• **Prompt**:
In the data, extract each line that holds the string "District".

(Extracted data entries)
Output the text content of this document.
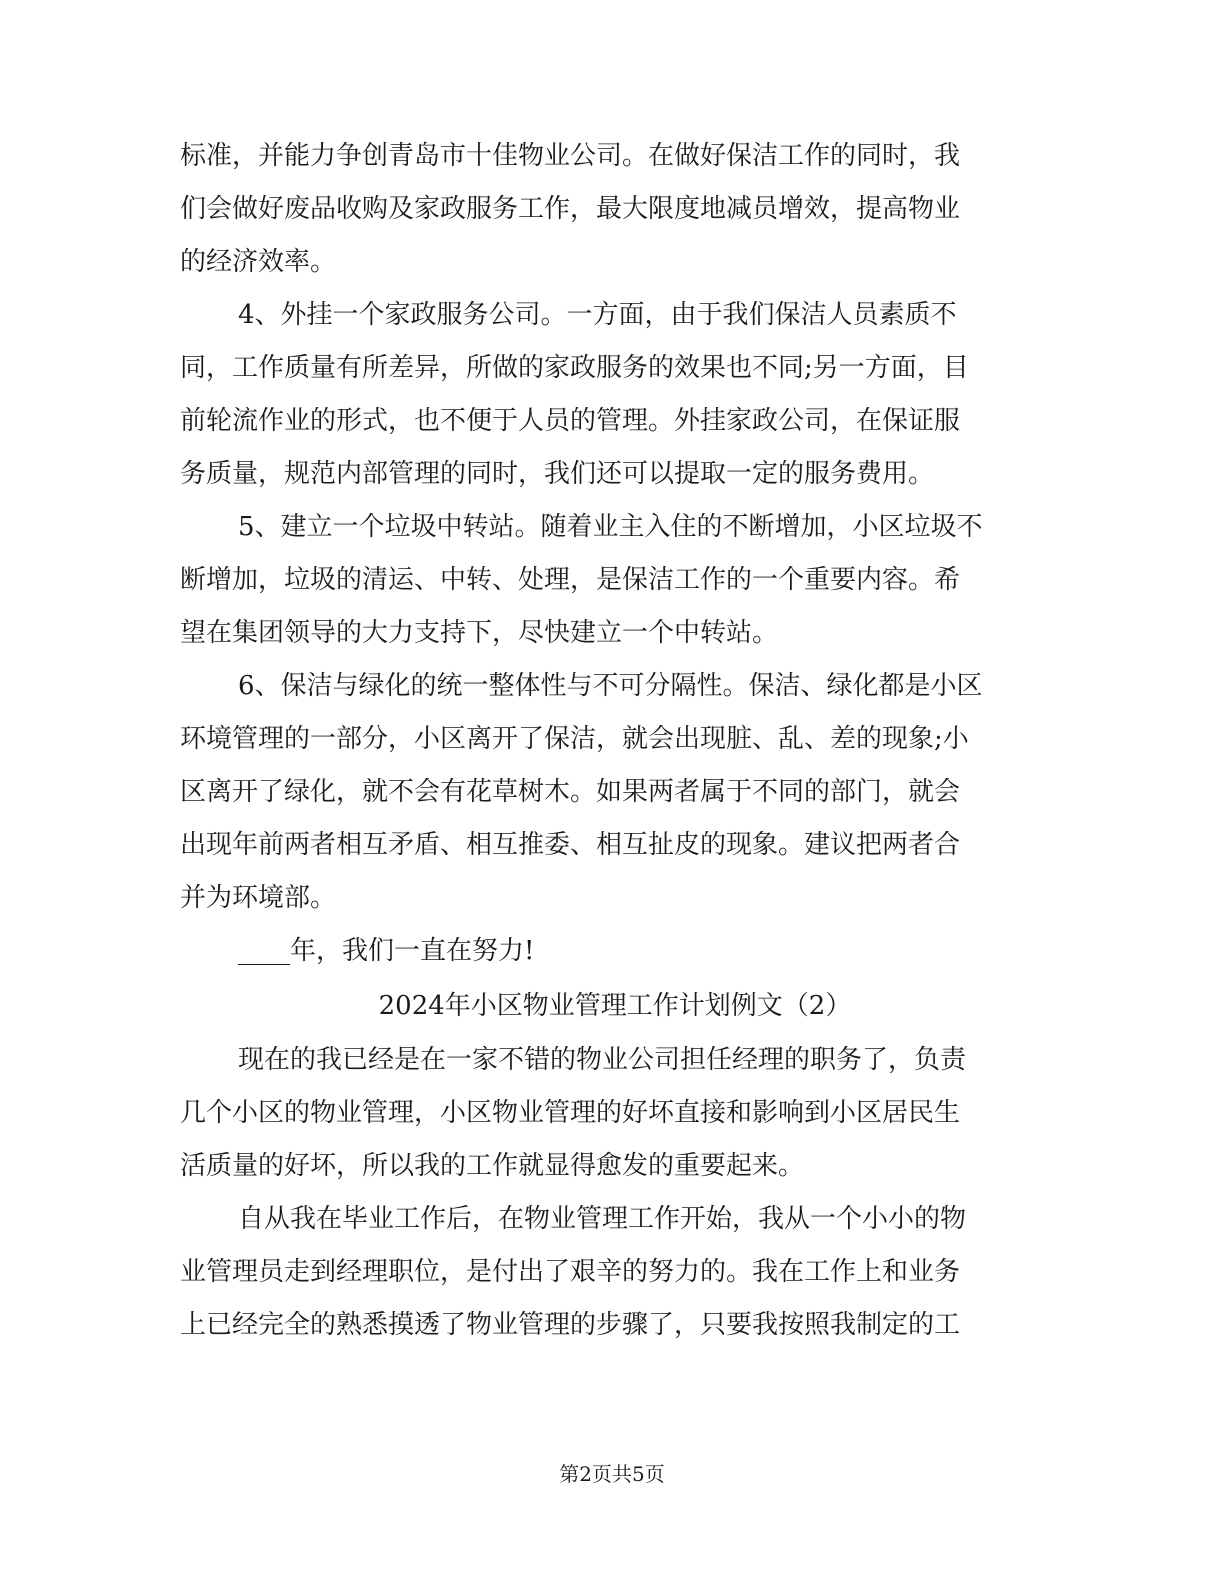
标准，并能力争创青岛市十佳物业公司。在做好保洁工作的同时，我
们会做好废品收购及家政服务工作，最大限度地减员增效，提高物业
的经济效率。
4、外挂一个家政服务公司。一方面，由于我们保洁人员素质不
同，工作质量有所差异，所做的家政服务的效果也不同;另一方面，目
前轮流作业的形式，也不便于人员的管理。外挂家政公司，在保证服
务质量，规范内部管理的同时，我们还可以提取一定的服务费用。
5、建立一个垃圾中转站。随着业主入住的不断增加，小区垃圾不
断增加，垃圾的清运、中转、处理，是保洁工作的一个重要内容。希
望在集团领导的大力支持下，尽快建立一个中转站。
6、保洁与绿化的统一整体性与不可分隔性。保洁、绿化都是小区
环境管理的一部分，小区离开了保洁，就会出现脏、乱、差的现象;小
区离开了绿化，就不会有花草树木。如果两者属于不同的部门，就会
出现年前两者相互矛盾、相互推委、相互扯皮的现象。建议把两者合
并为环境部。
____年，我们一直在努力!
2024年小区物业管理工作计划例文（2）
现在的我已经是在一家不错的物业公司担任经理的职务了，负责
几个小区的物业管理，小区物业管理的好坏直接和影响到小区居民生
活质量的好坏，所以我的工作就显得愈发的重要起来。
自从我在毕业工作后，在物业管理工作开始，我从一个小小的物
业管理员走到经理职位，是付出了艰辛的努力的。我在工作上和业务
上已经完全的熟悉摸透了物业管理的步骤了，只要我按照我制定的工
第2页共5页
* * *
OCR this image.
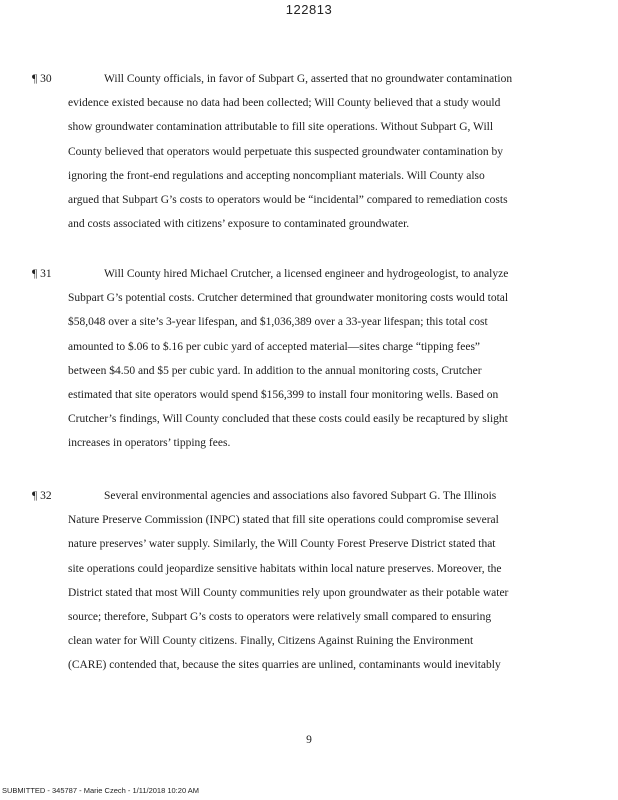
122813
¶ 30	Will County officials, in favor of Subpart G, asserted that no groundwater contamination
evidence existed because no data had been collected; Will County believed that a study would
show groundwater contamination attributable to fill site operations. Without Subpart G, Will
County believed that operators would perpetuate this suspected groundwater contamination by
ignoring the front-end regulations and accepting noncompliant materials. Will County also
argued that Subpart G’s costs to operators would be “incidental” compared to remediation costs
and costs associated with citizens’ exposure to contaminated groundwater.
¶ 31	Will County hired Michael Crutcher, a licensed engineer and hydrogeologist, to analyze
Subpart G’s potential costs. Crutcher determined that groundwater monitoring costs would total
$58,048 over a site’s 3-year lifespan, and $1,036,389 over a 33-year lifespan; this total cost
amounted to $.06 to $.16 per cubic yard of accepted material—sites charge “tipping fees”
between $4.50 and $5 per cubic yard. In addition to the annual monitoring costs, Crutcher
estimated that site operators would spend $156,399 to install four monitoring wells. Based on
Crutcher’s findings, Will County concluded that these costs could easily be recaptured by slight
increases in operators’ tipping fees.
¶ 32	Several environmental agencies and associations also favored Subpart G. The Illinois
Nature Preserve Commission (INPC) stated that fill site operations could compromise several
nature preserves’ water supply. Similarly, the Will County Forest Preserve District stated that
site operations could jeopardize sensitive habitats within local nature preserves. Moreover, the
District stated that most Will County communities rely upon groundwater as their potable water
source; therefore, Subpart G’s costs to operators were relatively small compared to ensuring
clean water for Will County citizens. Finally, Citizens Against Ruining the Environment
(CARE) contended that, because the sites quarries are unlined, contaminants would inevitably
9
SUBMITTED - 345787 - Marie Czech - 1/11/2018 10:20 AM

• **Task result**:
nature preserves’ water supply. Similarly, the Will County Forest Preserve District stated that
District stated that most Will County communities rely upon groundwater as their potable water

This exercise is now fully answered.